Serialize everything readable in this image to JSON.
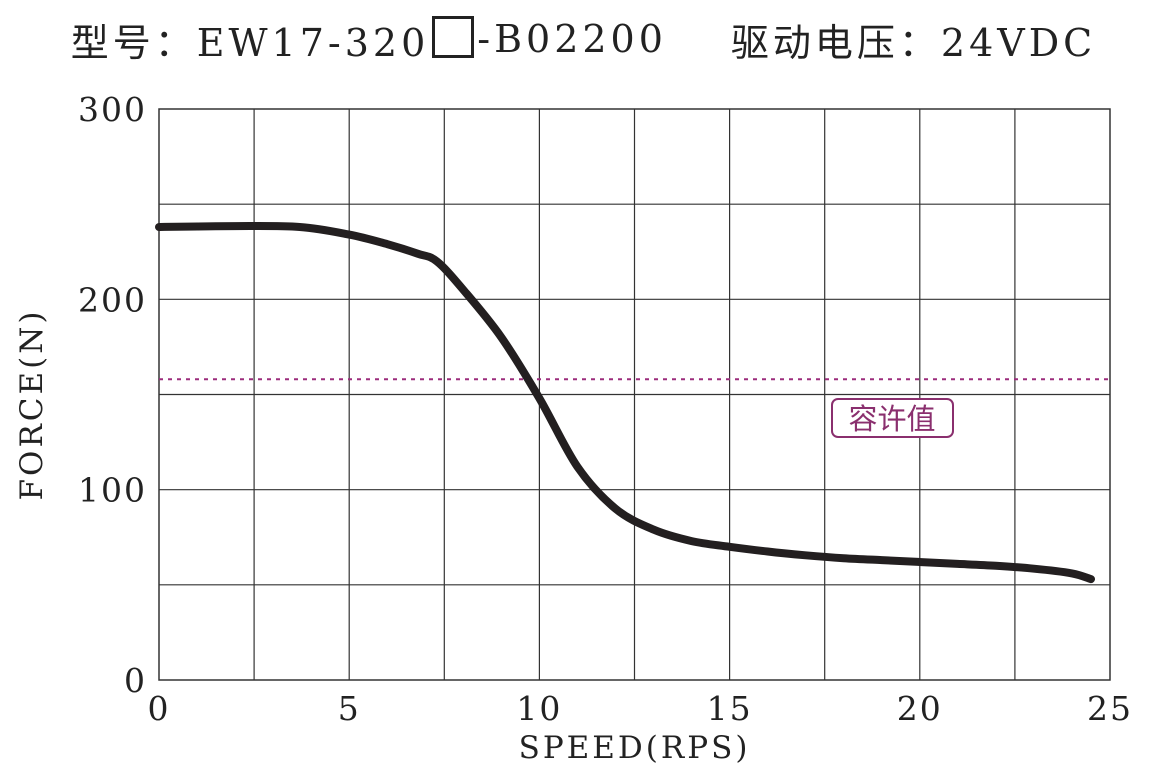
{
  "title": {
    "model_prefix": "型号：EW17-320",
    "model_suffix": "-B02200",
    "voltage": "驱动电压：24VDC"
  },
  "chart_data": {
    "type": "line",
    "xlabel": "SPEED(RPS)",
    "ylabel": "FORCE(N)",
    "xlim": [
      0,
      25
    ],
    "ylim": [
      0,
      300
    ],
    "x_ticks": [
      0,
      5,
      10,
      15,
      20,
      25
    ],
    "y_ticks": [
      0,
      100,
      200,
      300
    ],
    "grid": true,
    "series": [
      {
        "color": "#231f20",
        "x": [
          0,
          2,
          3.7,
          5,
          6,
          6.8,
          7.3,
          8,
          9,
          10,
          11,
          12,
          13,
          14,
          15,
          16,
          17,
          18,
          19,
          20,
          21,
          22,
          23,
          24,
          24.5
        ],
        "y": [
          238,
          238.5,
          238,
          234,
          229,
          224,
          220,
          205,
          180,
          148,
          112,
          90,
          79,
          73,
          70,
          67.5,
          65.5,
          64,
          63,
          62,
          61,
          60,
          58.5,
          56,
          53
        ]
      }
    ],
    "reference_line": {
      "y": 158,
      "color": "#9c2c7c",
      "style": "dashed"
    },
    "annotation": {
      "text": "容许值",
      "color": "#8a2f6e"
    }
  }
}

*Set task*
Print each line of the material above exactly, with the pictures removed from your copy.

*Response to this task*
Serialize everything readable in this image to JSON.
{
  "title": {
    "model_prefix": "型号：EW17-320",
    "model_suffix": "-B02200",
    "voltage": "驱动电压：24VDC"
  },
  "chart_data": {
    "type": "line",
    "xlabel": "SPEED(RPS)",
    "ylabel": "FORCE(N)",
    "xlim": [
      0,
      25
    ],
    "ylim": [
      0,
      300
    ],
    "x_ticks": [
      0,
      5,
      10,
      15,
      20,
      25
    ],
    "y_ticks": [
      0,
      100,
      200,
      300
    ],
    "grid": true,
    "series": [
      {
        "color": "#231f20",
        "x": [
          0,
          2,
          3.7,
          5,
          6,
          6.8,
          7.3,
          8,
          9,
          10,
          11,
          12,
          13,
          14,
          15,
          16,
          17,
          18,
          19,
          20,
          21,
          22,
          23,
          24,
          24.5
        ],
        "y": [
          238,
          238.5,
          238,
          234,
          229,
          224,
          220,
          205,
          180,
          148,
          112,
          90,
          79,
          73,
          70,
          67.5,
          65.5,
          64,
          63,
          62,
          61,
          60,
          58.5,
          56,
          53
        ]
      }
    ],
    "reference_line": {
      "y": 158,
      "color": "#9c2c7c",
      "style": "dashed"
    },
    "annotation": {
      "text": "容许值",
      "color": "#8a2f6e"
    }
  }
}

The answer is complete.